— start of The records —

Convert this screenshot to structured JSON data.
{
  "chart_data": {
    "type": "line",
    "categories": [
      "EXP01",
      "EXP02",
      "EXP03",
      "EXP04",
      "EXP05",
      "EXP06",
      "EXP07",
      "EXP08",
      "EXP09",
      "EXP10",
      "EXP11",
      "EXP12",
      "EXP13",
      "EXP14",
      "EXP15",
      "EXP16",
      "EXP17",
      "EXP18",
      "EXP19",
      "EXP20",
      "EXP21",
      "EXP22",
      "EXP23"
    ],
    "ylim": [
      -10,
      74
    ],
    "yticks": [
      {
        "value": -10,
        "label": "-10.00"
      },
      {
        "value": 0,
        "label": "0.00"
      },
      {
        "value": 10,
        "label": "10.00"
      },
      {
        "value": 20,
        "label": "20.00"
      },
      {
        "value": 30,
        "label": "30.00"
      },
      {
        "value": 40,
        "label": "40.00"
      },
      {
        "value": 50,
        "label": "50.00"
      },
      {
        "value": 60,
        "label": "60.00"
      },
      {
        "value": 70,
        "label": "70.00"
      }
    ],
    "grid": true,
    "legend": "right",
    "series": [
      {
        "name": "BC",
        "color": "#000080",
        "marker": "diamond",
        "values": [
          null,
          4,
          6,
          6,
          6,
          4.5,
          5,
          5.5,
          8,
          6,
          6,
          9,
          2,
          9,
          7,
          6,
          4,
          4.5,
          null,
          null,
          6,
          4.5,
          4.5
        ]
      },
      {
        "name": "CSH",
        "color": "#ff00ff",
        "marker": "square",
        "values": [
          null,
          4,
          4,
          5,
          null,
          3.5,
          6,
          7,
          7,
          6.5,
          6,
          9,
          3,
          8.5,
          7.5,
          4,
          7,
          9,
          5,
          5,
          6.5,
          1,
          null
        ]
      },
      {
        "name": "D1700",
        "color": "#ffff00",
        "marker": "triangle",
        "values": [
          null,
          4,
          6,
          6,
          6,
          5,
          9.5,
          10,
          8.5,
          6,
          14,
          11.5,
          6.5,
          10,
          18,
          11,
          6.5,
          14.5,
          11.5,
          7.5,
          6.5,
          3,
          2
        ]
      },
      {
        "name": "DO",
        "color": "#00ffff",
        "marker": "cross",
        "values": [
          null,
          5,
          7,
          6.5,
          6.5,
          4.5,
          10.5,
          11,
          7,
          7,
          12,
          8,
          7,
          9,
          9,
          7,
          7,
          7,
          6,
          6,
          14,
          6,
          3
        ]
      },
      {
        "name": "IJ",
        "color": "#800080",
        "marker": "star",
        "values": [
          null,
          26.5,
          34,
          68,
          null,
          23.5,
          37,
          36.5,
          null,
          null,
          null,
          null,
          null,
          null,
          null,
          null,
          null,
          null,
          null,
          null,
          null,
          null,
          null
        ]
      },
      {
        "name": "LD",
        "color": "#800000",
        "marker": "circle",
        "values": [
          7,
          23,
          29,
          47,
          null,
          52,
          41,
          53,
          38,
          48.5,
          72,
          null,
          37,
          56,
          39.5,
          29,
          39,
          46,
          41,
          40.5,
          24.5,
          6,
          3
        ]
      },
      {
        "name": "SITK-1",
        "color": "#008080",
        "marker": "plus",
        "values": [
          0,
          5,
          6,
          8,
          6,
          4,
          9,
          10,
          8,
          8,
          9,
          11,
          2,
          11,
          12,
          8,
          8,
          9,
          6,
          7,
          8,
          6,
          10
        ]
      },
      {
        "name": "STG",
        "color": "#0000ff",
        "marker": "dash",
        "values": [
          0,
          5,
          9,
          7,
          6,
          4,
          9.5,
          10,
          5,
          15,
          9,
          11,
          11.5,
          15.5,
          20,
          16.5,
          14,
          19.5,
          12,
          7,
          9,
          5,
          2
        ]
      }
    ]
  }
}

— end of The records —

=== What you are asked to do ===
Exactly as shown, repeat every record.

=== Result of this exercise ===
Convert this screenshot to structured JSON data.
{
  "chart_data": {
    "type": "line",
    "categories": [
      "EXP01",
      "EXP02",
      "EXP03",
      "EXP04",
      "EXP05",
      "EXP06",
      "EXP07",
      "EXP08",
      "EXP09",
      "EXP10",
      "EXP11",
      "EXP12",
      "EXP13",
      "EXP14",
      "EXP15",
      "EXP16",
      "EXP17",
      "EXP18",
      "EXP19",
      "EXP20",
      "EXP21",
      "EXP22",
      "EXP23"
    ],
    "ylim": [
      -10,
      74
    ],
    "yticks": [
      {
        "value": -10,
        "label": "-10.00"
      },
      {
        "value": 0,
        "label": "0.00"
      },
      {
        "value": 10,
        "label": "10.00"
      },
      {
        "value": 20,
        "label": "20.00"
      },
      {
        "value": 30,
        "label": "30.00"
      },
      {
        "value": 40,
        "label": "40.00"
      },
      {
        "value": 50,
        "label": "50.00"
      },
      {
        "value": 60,
        "label": "60.00"
      },
      {
        "value": 70,
        "label": "70.00"
      }
    ],
    "grid": true,
    "legend": "right",
    "series": [
      {
        "name": "BC",
        "color": "#000080",
        "marker": "diamond",
        "values": [
          null,
          4,
          6,
          6,
          6,
          4.5,
          5,
          5.5,
          8,
          6,
          6,
          9,
          2,
          9,
          7,
          6,
          4,
          4.5,
          null,
          null,
          6,
          4.5,
          4.5
        ]
      },
      {
        "name": "CSH",
        "color": "#ff00ff",
        "marker": "square",
        "values": [
          null,
          4,
          4,
          5,
          null,
          3.5,
          6,
          7,
          7,
          6.5,
          6,
          9,
          3,
          8.5,
          7.5,
          4,
          7,
          9,
          5,
          5,
          6.5,
          1,
          null
        ]
      },
      {
        "name": "D1700",
        "color": "#ffff00",
        "marker": "triangle",
        "values": [
          null,
          4,
          6,
          6,
          6,
          5,
          9.5,
          10,
          8.5,
          6,
          14,
          11.5,
          6.5,
          10,
          18,
          11,
          6.5,
          14.5,
          11.5,
          7.5,
          6.5,
          3,
          2
        ]
      },
      {
        "name": "DO",
        "color": "#00ffff",
        "marker": "cross",
        "values": [
          null,
          5,
          7,
          6.5,
          6.5,
          4.5,
          10.5,
          11,
          7,
          7,
          12,
          8,
          7,
          9,
          9,
          7,
          7,
          7,
          6,
          6,
          14,
          6,
          3
        ]
      },
      {
        "name": "IJ",
        "color": "#800080",
        "marker": "star",
        "values": [
          null,
          26.5,
          34,
          68,
          null,
          23.5,
          37,
          36.5,
          null,
          null,
          null,
          null,
          null,
          null,
          null,
          null,
          null,
          null,
          null,
          null,
          null,
          null,
          null
        ]
      },
      {
        "name": "LD",
        "color": "#800000",
        "marker": "circle",
        "values": [
          7,
          23,
          29,
          47,
          null,
          52,
          41,
          53,
          38,
          48.5,
          72,
          null,
          37,
          56,
          39.5,
          29,
          39,
          46,
          41,
          40.5,
          24.5,
          6,
          3
        ]
      },
      {
        "name": "SITK-1",
        "color": "#008080",
        "marker": "plus",
        "values": [
          0,
          5,
          6,
          8,
          6,
          4,
          9,
          10,
          8,
          8,
          9,
          11,
          2,
          11,
          12,
          8,
          8,
          9,
          6,
          7,
          8,
          6,
          10
        ]
      },
      {
        "name": "STG",
        "color": "#0000ff",
        "marker": "dash",
        "values": [
          0,
          5,
          9,
          7,
          6,
          4,
          9.5,
          10,
          5,
          15,
          9,
          11,
          11.5,
          15.5,
          20,
          16.5,
          14,
          19.5,
          12,
          7,
          9,
          5,
          2
        ]
      }
    ]
  }
}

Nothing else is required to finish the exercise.